Give every line again exactly as it appears, please, but not the pictures.
╭──
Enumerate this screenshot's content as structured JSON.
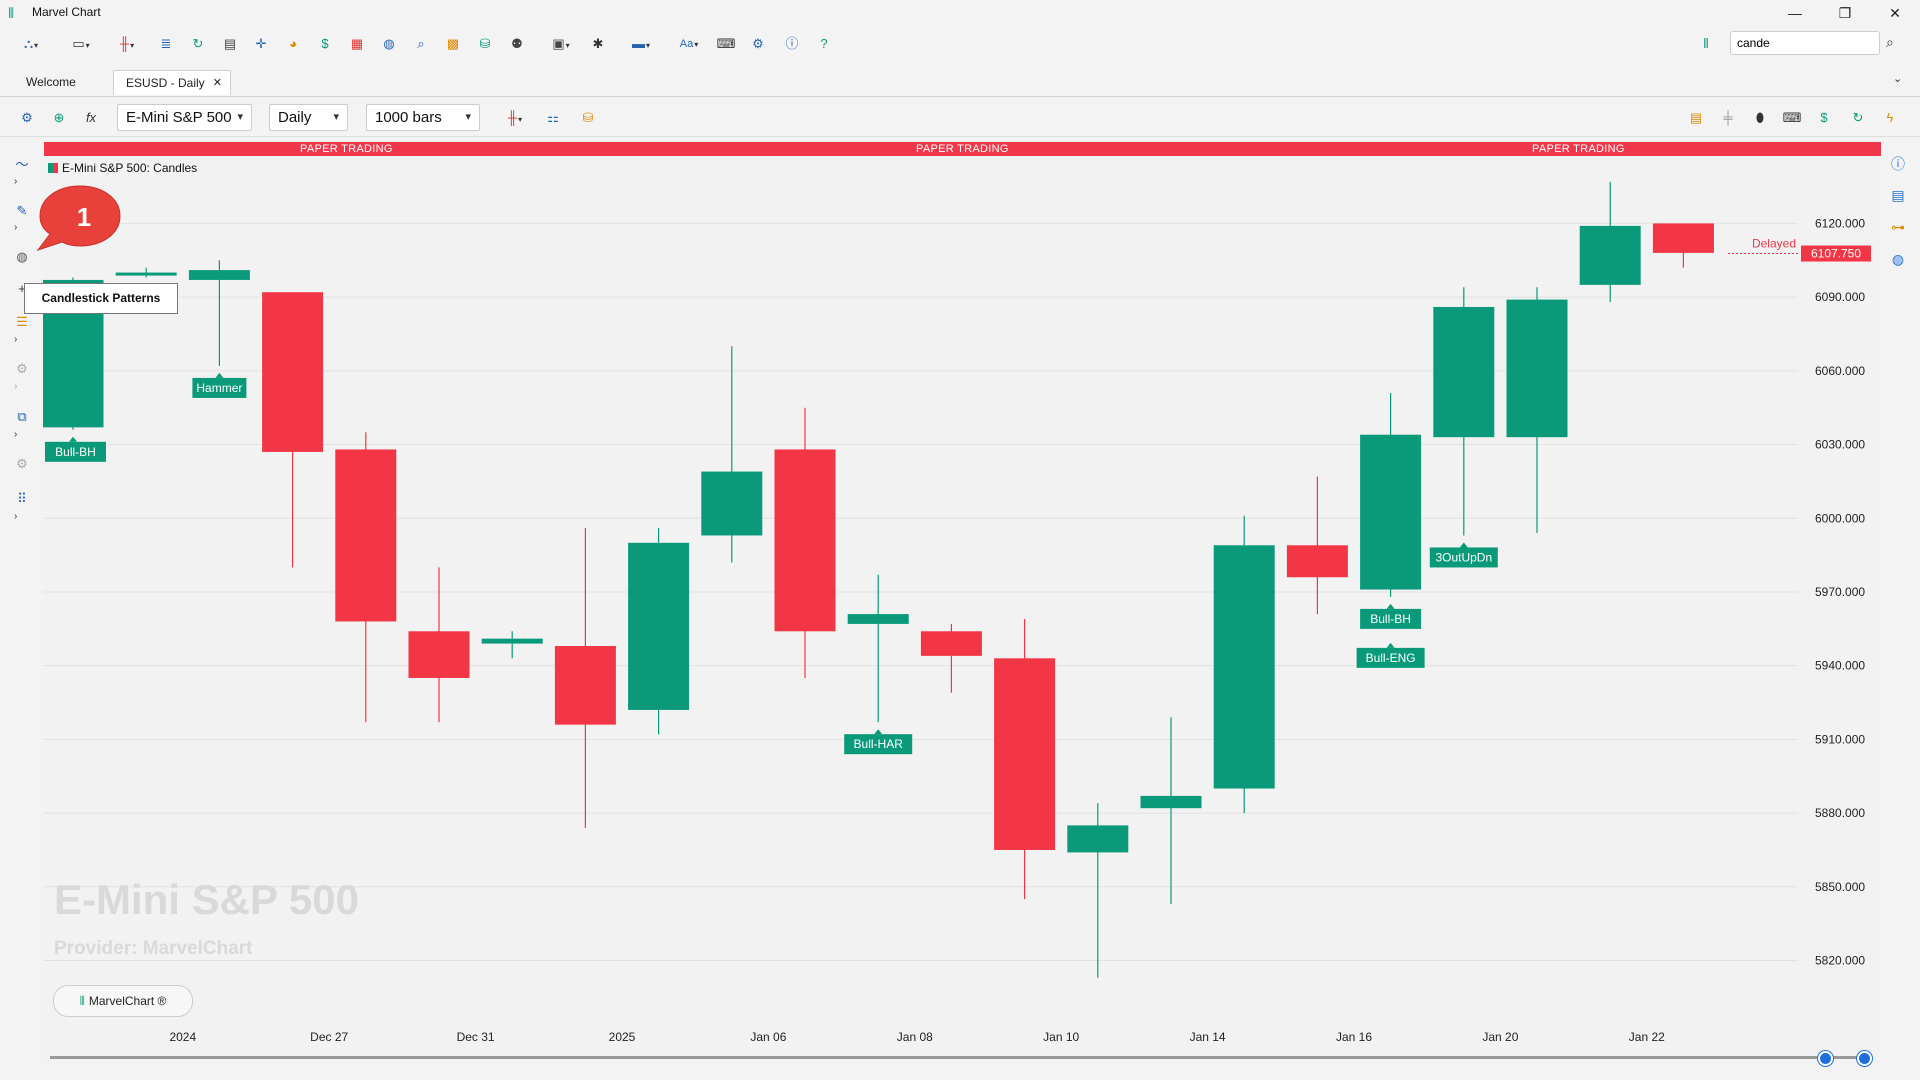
{
  "window": {
    "title": "Marvel Chart",
    "minimize": "—",
    "restore": "❐",
    "close": "✕"
  },
  "search": {
    "value": "cande"
  },
  "tabs": [
    {
      "label": "Welcome"
    },
    {
      "label": "ESUSD - Daily",
      "close": "✕"
    }
  ],
  "chart_toolbar": {
    "instrument": "E-Mini S&P 500",
    "timeframe": "Daily",
    "bars": "1000 bars"
  },
  "banner": {
    "text": "PAPER TRADING"
  },
  "legend": {
    "text": "E-Mini S&P 500: Candles"
  },
  "watermark": {
    "title": "E-Mini S&P 500",
    "provider": "Provider: MarvelChart"
  },
  "badge": {
    "label": "MarvelChart ®"
  },
  "tooltip": {
    "text": "Candlestick Patterns"
  },
  "callout": {
    "number": "1"
  },
  "price_tag": {
    "label": "Delayed",
    "value": "6107.750"
  },
  "colors": {
    "up": "#0a9a7a",
    "down": "#f23645",
    "banner": "#f0384a",
    "accent": "#1e6fd9"
  },
  "chart_data": {
    "type": "candlestick",
    "y_ticks": [
      "6120.000",
      "6090.000",
      "6060.000",
      "6030.000",
      "6000.000",
      "5970.000",
      "5940.000",
      "5910.000",
      "5880.000",
      "5850.000",
      "5820.000"
    ],
    "ylim": [
      5808,
      6145
    ],
    "x_ticks": [
      {
        "label": "2024",
        "at": 1
      },
      {
        "label": "Dec 27",
        "at": 3
      },
      {
        "label": "Dec 31",
        "at": 5
      },
      {
        "label": "2025",
        "at": 7
      },
      {
        "label": "Jan 06",
        "at": 9
      },
      {
        "label": "Jan 08",
        "at": 11
      },
      {
        "label": "Jan 10",
        "at": 13
      },
      {
        "label": "Jan 14",
        "at": 15
      },
      {
        "label": "Jan 16",
        "at": 17
      },
      {
        "label": "Jan 20",
        "at": 19
      },
      {
        "label": "Jan 22",
        "at": 21
      }
    ],
    "candles": [
      {
        "o": 6037,
        "h": 6098,
        "l": 6036,
        "c": 6097
      },
      {
        "o": 6100,
        "h": 6102,
        "l": 6098,
        "c": 6100
      },
      {
        "o": 6097,
        "h": 6105,
        "l": 6062,
        "c": 6101
      },
      {
        "o": 6092,
        "h": 6092,
        "l": 5980,
        "c": 6027
      },
      {
        "o": 6028,
        "h": 6035,
        "l": 5917,
        "c": 5958
      },
      {
        "o": 5954,
        "h": 5980,
        "l": 5917,
        "c": 5935
      },
      {
        "o": 5949,
        "h": 5954,
        "l": 5943,
        "c": 5951
      },
      {
        "o": 5948,
        "h": 5996,
        "l": 5874,
        "c": 5916
      },
      {
        "o": 5922,
        "h": 5996,
        "l": 5912,
        "c": 5990
      },
      {
        "o": 5993,
        "h": 6070,
        "l": 5982,
        "c": 6019
      },
      {
        "o": 6028,
        "h": 6045,
        "l": 5935,
        "c": 5954
      },
      {
        "o": 5957,
        "h": 5977,
        "l": 5917,
        "c": 5961
      },
      {
        "o": 5954,
        "h": 5957,
        "l": 5929,
        "c": 5944
      },
      {
        "o": 5943,
        "h": 5959,
        "l": 5845,
        "c": 5865
      },
      {
        "o": 5864,
        "h": 5884,
        "l": 5813,
        "c": 5875
      },
      {
        "o": 5882,
        "h": 5919,
        "l": 5843,
        "c": 5887
      },
      {
        "o": 5890,
        "h": 6001,
        "l": 5880,
        "c": 5989
      },
      {
        "o": 5989,
        "h": 6017,
        "l": 5961,
        "c": 5976
      },
      {
        "o": 5971,
        "h": 6051,
        "l": 5968,
        "c": 6034
      },
      {
        "o": 6033,
        "h": 6094,
        "l": 5993,
        "c": 6086
      },
      {
        "o": 6033,
        "h": 6094,
        "l": 5994,
        "c": 6089
      },
      {
        "o": 6095,
        "h": 6137,
        "l": 6088,
        "c": 6119
      },
      {
        "o": 6120,
        "h": 6120,
        "l": 6102,
        "c": 6108
      }
    ],
    "patterns": [
      {
        "label": "Hammer",
        "index": 2
      },
      {
        "label": "Bull-HAR",
        "index": 11
      },
      {
        "label": "Bull-BH",
        "index": 18
      },
      {
        "label": "Bull-ENG",
        "index": 18
      },
      {
        "label": "3OutUpDn",
        "index": 19
      },
      {
        "label": "Bull-BH",
        "index": 0
      }
    ]
  }
}
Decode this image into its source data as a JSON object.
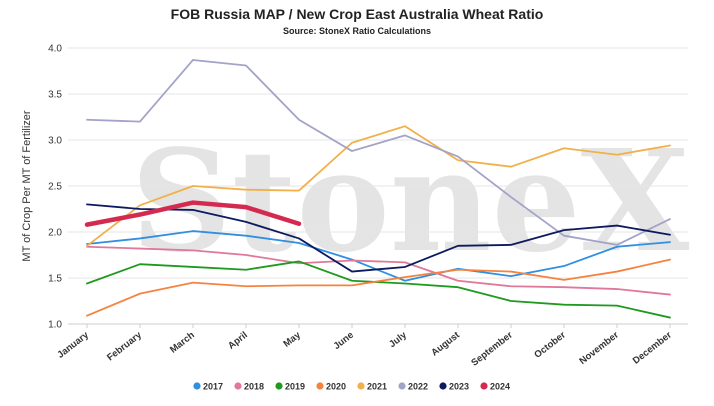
{
  "chart_data": {
    "type": "line",
    "title": "FOB Russia MAP / New Crop East Australia Wheat Ratio",
    "subtitle": "Source: StoneX Ratio Calculations",
    "ylabel": "MT of Crop Per MT of Fertilizer",
    "xlabel": "",
    "ylim": [
      1.0,
      4.0
    ],
    "yticks": [
      "1.0",
      "1.5",
      "2.0",
      "2.5",
      "3.0",
      "3.5",
      "4.0"
    ],
    "grid": true,
    "legend": "bottom",
    "watermark": "StoneX",
    "categories": [
      "January",
      "February",
      "March",
      "April",
      "May",
      "June",
      "July",
      "August",
      "September",
      "October",
      "November",
      "December"
    ],
    "series": [
      {
        "name": "2017",
        "color": "#2f8fe0",
        "values": [
          1.87,
          1.93,
          2.01,
          1.96,
          1.88,
          1.7,
          1.47,
          1.6,
          1.52,
          1.63,
          1.84,
          1.89
        ]
      },
      {
        "name": "2018",
        "color": "#e0789a",
        "values": [
          1.84,
          1.82,
          1.8,
          1.75,
          1.66,
          1.69,
          1.67,
          1.47,
          1.41,
          1.4,
          1.38,
          1.32
        ]
      },
      {
        "name": "2019",
        "color": "#1f9a1f",
        "values": [
          1.44,
          1.65,
          1.62,
          1.59,
          1.68,
          1.47,
          1.44,
          1.4,
          1.25,
          1.21,
          1.2,
          1.07
        ]
      },
      {
        "name": "2020",
        "color": "#f5833f",
        "values": [
          1.09,
          1.33,
          1.45,
          1.41,
          1.42,
          1.42,
          1.51,
          1.59,
          1.57,
          1.48,
          1.57,
          1.7
        ]
      },
      {
        "name": "2021",
        "color": "#f2b04a",
        "values": [
          1.85,
          2.29,
          2.5,
          2.46,
          2.45,
          2.97,
          3.15,
          2.78,
          2.71,
          2.91,
          2.84,
          2.94
        ]
      },
      {
        "name": "2022",
        "color": "#a3a3c8",
        "values": [
          3.22,
          3.2,
          3.87,
          3.81,
          3.22,
          2.88,
          3.05,
          2.82,
          2.38,
          1.96,
          1.86,
          2.14
        ]
      },
      {
        "name": "2023",
        "color": "#0d1a5e",
        "values": [
          2.3,
          2.25,
          2.24,
          2.11,
          1.93,
          1.57,
          1.62,
          1.85,
          1.86,
          2.02,
          2.07,
          1.97
        ]
      },
      {
        "name": "2024",
        "color": "#d42a4f",
        "values": [
          2.08,
          2.19,
          2.32,
          2.27,
          2.09,
          null,
          null,
          null,
          null,
          null,
          null,
          null
        ]
      }
    ]
  }
}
╰──
** FULL ANSWER **
Enumerate this screenshot's content as structured JSON.
{
  "window": {
    "title": "Marvel Chart",
    "minimize": "—",
    "restore": "❐",
    "close": "✕"
  },
  "search": {
    "value": "cande"
  },
  "tabs": [
    {
      "label": "Welcome"
    },
    {
      "label": "ESUSD - Daily",
      "close": "✕"
    }
  ],
  "chart_toolbar": {
    "instrument": "E-Mini S&P 500",
    "timeframe": "Daily",
    "bars": "1000 bars"
  },
  "banner": {
    "text": "PAPER TRADING"
  },
  "legend": {
    "text": "E-Mini S&P 500: Candles"
  },
  "watermark": {
    "title": "E-Mini S&P 500",
    "provider": "Provider: MarvelChart"
  },
  "badge": {
    "label": "MarvelChart ®"
  },
  "tooltip": {
    "text": "Candlestick Patterns"
  },
  "callout": {
    "number": "1"
  },
  "price_tag": {
    "label": "Delayed",
    "value": "6107.750"
  },
  "colors": {
    "up": "#0a9a7a",
    "down": "#f23645",
    "banner": "#f0384a",
    "accent": "#1e6fd9"
  },
  "chart_data": {
    "type": "candlestick",
    "y_ticks": [
      "6120.000",
      "6090.000",
      "6060.000",
      "6030.000",
      "6000.000",
      "5970.000",
      "5940.000",
      "5910.000",
      "5880.000",
      "5850.000",
      "5820.000"
    ],
    "ylim": [
      5808,
      6145
    ],
    "x_ticks": [
      {
        "label": "2024",
        "at": 1
      },
      {
        "label": "Dec 27",
        "at": 3
      },
      {
        "label": "Dec 31",
        "at": 5
      },
      {
        "label": "2025",
        "at": 7
      },
      {
        "label": "Jan 06",
        "at": 9
      },
      {
        "label": "Jan 08",
        "at": 11
      },
      {
        "label": "Jan 10",
        "at": 13
      },
      {
        "label": "Jan 14",
        "at": 15
      },
      {
        "label": "Jan 16",
        "at": 17
      },
      {
        "label": "Jan 20",
        "at": 19
      },
      {
        "label": "Jan 22",
        "at": 21
      }
    ],
    "candles": [
      {
        "o": 6037,
        "h": 6098,
        "l": 6036,
        "c": 6097
      },
      {
        "o": 6100,
        "h": 6102,
        "l": 6098,
        "c": 6100
      },
      {
        "o": 6097,
        "h": 6105,
        "l": 6062,
        "c": 6101
      },
      {
        "o": 6092,
        "h": 6092,
        "l": 5980,
        "c": 6027
      },
      {
        "o": 6028,
        "h": 6035,
        "l": 5917,
        "c": 5958
      },
      {
        "o": 5954,
        "h": 5980,
        "l": 5917,
        "c": 5935
      },
      {
        "o": 5949,
        "h": 5954,
        "l": 5943,
        "c": 5951
      },
      {
        "o": 5948,
        "h": 5996,
        "l": 5874,
        "c": 5916
      },
      {
        "o": 5922,
        "h": 5996,
        "l": 5912,
        "c": 5990
      },
      {
        "o": 5993,
        "h": 6070,
        "l": 5982,
        "c": 6019
      },
      {
        "o": 6028,
        "h": 6045,
        "l": 5935,
        "c": 5954
      },
      {
        "o": 5957,
        "h": 5977,
        "l": 5917,
        "c": 5961
      },
      {
        "o": 5954,
        "h": 5957,
        "l": 5929,
        "c": 5944
      },
      {
        "o": 5943,
        "h": 5959,
        "l": 5845,
        "c": 5865
      },
      {
        "o": 5864,
        "h": 5884,
        "l": 5813,
        "c": 5875
      },
      {
        "o": 5882,
        "h": 5919,
        "l": 5843,
        "c": 5887
      },
      {
        "o": 5890,
        "h": 6001,
        "l": 5880,
        "c": 5989
      },
      {
        "o": 5989,
        "h": 6017,
        "l": 5961,
        "c": 5976
      },
      {
        "o": 5971,
        "h": 6051,
        "l": 5968,
        "c": 6034
      },
      {
        "o": 6033,
        "h": 6094,
        "l": 5993,
        "c": 6086
      },
      {
        "o": 6033,
        "h": 6094,
        "l": 5994,
        "c": 6089
      },
      {
        "o": 6095,
        "h": 6137,
        "l": 6088,
        "c": 6119
      },
      {
        "o": 6120,
        "h": 6120,
        "l": 6102,
        "c": 6108
      }
    ],
    "patterns": [
      {
        "label": "Hammer",
        "index": 2
      },
      {
        "label": "Bull-HAR",
        "index": 11
      },
      {
        "label": "Bull-BH",
        "index": 18
      },
      {
        "label": "Bull-ENG",
        "index": 18
      },
      {
        "label": "3OutUpDn",
        "index": 19
      },
      {
        "label": "Bull-BH",
        "index": 0
      }
    ]
  }
}
Decode this image into its source data as a JSON object.
{
  "chart_data": {
    "type": "line",
    "title": "FOB Russia MAP / New Crop East Australia Wheat Ratio",
    "subtitle": "Source: StoneX Ratio Calculations",
    "ylabel": "MT of Crop Per MT of Fertilizer",
    "xlabel": "",
    "ylim": [
      1.0,
      4.0
    ],
    "yticks": [
      "1.0",
      "1.5",
      "2.0",
      "2.5",
      "3.0",
      "3.5",
      "4.0"
    ],
    "grid": true,
    "legend": "bottom",
    "watermark": "StoneX",
    "categories": [
      "January",
      "February",
      "March",
      "April",
      "May",
      "June",
      "July",
      "August",
      "September",
      "October",
      "November",
      "December"
    ],
    "series": [
      {
        "name": "2017",
        "color": "#2f8fe0",
        "values": [
          1.87,
          1.93,
          2.01,
          1.96,
          1.88,
          1.7,
          1.47,
          1.6,
          1.52,
          1.63,
          1.84,
          1.89
        ]
      },
      {
        "name": "2018",
        "color": "#e0789a",
        "values": [
          1.84,
          1.82,
          1.8,
          1.75,
          1.66,
          1.69,
          1.67,
          1.47,
          1.41,
          1.4,
          1.38,
          1.32
        ]
      },
      {
        "name": "2019",
        "color": "#1f9a1f",
        "values": [
          1.44,
          1.65,
          1.62,
          1.59,
          1.68,
          1.47,
          1.44,
          1.4,
          1.25,
          1.21,
          1.2,
          1.07
        ]
      },
      {
        "name": "2020",
        "color": "#f5833f",
        "values": [
          1.09,
          1.33,
          1.45,
          1.41,
          1.42,
          1.42,
          1.51,
          1.59,
          1.57,
          1.48,
          1.57,
          1.7
        ]
      },
      {
        "name": "2021",
        "color": "#f2b04a",
        "values": [
          1.85,
          2.29,
          2.5,
          2.46,
          2.45,
          2.97,
          3.15,
          2.78,
          2.71,
          2.91,
          2.84,
          2.94
        ]
      },
      {
        "name": "2022",
        "color": "#a3a3c8",
        "values": [
          3.22,
          3.2,
          3.87,
          3.81,
          3.22,
          2.88,
          3.05,
          2.82,
          2.38,
          1.96,
          1.86,
          2.14
        ]
      },
      {
        "name": "2023",
        "color": "#0d1a5e",
        "values": [
          2.3,
          2.25,
          2.24,
          2.11,
          1.93,
          1.57,
          1.62,
          1.85,
          1.86,
          2.02,
          2.07,
          1.97
        ]
      },
      {
        "name": "2024",
        "color": "#d42a4f",
        "values": [
          2.08,
          2.19,
          2.32,
          2.27,
          2.09,
          null,
          null,
          null,
          null,
          null,
          null,
          null
        ]
      }
    ]
  }
}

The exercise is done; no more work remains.